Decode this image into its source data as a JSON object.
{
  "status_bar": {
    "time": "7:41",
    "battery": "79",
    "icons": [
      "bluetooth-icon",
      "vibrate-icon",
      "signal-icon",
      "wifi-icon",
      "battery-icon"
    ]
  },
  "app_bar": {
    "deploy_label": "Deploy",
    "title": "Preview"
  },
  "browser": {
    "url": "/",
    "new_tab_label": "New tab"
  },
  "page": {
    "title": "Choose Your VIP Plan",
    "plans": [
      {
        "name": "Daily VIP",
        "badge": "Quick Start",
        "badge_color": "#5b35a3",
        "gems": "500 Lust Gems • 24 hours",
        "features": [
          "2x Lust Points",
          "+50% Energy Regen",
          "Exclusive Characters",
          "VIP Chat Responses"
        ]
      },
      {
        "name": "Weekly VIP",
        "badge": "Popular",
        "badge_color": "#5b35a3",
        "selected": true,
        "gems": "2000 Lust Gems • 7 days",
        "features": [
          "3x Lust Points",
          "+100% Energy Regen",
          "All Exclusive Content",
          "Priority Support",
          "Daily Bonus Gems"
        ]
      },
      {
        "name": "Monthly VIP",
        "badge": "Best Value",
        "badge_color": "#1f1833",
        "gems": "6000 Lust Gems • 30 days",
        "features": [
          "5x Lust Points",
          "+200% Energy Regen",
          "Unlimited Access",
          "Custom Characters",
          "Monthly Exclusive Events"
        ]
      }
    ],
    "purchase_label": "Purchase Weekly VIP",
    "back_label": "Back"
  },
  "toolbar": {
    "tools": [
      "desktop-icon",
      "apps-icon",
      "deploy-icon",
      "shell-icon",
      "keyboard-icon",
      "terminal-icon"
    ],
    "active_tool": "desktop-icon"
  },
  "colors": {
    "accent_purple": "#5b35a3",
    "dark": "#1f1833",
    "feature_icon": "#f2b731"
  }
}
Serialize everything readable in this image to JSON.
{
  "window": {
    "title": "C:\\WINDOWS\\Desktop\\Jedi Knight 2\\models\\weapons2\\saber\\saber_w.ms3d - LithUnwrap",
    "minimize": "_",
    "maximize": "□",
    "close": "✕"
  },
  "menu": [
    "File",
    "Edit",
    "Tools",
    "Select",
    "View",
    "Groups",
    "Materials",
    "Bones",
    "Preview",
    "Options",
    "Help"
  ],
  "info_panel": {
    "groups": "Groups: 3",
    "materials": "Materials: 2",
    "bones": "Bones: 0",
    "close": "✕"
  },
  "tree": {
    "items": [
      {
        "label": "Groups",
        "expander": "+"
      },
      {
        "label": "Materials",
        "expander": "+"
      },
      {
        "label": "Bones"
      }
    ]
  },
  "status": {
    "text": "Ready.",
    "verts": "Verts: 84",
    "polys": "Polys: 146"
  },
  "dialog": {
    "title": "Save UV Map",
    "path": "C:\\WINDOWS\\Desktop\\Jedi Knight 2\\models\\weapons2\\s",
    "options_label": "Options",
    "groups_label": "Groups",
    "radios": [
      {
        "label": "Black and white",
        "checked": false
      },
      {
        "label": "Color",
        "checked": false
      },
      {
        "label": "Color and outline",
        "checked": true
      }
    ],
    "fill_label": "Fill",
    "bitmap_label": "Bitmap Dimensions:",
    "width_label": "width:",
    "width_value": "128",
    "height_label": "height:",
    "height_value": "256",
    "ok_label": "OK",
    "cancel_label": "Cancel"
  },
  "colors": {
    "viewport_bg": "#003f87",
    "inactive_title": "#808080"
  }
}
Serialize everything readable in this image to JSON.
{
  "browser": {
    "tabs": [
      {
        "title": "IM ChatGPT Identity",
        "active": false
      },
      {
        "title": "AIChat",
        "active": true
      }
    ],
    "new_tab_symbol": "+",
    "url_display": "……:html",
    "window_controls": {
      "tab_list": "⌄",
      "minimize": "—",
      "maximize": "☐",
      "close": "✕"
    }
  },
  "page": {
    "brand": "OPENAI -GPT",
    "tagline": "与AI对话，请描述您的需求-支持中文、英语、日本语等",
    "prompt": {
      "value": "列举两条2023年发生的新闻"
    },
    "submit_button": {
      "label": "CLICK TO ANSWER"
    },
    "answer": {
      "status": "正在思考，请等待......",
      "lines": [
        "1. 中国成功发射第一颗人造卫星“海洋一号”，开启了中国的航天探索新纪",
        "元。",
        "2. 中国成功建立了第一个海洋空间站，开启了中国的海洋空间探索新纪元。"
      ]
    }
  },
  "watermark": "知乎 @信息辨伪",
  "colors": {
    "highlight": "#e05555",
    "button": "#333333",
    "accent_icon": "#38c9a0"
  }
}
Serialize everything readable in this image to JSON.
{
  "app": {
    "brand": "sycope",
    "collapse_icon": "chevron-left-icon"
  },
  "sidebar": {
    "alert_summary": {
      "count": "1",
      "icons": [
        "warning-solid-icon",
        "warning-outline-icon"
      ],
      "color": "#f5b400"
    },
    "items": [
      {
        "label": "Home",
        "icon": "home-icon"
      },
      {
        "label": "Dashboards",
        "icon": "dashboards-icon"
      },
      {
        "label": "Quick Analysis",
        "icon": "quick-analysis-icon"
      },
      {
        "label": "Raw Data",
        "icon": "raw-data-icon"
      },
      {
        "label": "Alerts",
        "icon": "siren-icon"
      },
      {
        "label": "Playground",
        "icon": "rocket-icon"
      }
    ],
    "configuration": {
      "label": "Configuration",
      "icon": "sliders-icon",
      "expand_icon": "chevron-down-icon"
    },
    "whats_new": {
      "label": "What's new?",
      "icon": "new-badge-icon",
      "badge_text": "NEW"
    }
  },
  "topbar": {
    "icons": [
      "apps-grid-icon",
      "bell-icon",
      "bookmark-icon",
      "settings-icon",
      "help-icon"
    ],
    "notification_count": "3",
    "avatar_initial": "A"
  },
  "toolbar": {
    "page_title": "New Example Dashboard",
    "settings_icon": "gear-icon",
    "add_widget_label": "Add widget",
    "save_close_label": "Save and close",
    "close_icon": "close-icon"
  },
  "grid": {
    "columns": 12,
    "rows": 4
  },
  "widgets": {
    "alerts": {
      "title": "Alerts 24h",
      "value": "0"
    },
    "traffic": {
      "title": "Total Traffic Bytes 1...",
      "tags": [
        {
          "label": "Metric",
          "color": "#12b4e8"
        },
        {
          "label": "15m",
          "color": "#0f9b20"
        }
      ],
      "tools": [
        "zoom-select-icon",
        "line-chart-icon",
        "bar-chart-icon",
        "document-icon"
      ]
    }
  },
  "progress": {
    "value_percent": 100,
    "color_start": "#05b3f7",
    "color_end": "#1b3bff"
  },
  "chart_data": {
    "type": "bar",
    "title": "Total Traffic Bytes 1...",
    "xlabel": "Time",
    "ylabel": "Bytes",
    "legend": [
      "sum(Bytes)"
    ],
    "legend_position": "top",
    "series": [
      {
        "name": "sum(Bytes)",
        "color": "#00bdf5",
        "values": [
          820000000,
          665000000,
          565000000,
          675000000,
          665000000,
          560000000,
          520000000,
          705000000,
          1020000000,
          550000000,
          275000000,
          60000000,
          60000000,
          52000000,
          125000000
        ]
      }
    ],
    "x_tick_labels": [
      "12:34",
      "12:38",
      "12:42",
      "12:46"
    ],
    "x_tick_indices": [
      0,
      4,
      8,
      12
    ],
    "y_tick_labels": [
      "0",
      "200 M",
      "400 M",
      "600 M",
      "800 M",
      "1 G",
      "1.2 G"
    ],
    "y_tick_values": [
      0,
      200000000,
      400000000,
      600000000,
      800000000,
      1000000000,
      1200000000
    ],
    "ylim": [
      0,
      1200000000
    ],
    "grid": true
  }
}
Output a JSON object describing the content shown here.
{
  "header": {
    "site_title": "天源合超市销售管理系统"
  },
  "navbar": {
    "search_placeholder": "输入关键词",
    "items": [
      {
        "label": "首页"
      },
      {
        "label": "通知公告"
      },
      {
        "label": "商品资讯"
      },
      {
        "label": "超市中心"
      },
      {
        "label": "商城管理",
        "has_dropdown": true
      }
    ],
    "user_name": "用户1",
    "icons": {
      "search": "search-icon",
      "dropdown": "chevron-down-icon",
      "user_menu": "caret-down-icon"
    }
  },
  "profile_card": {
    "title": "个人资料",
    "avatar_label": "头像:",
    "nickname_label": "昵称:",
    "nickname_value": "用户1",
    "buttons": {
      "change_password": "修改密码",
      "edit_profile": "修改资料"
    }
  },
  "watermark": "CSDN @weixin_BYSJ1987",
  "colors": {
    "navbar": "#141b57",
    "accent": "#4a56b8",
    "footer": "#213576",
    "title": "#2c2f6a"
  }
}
= = = = = = =
_Task details_
How many lines in the records above contain the word "Gems"? Give only the number.

_Response below_
4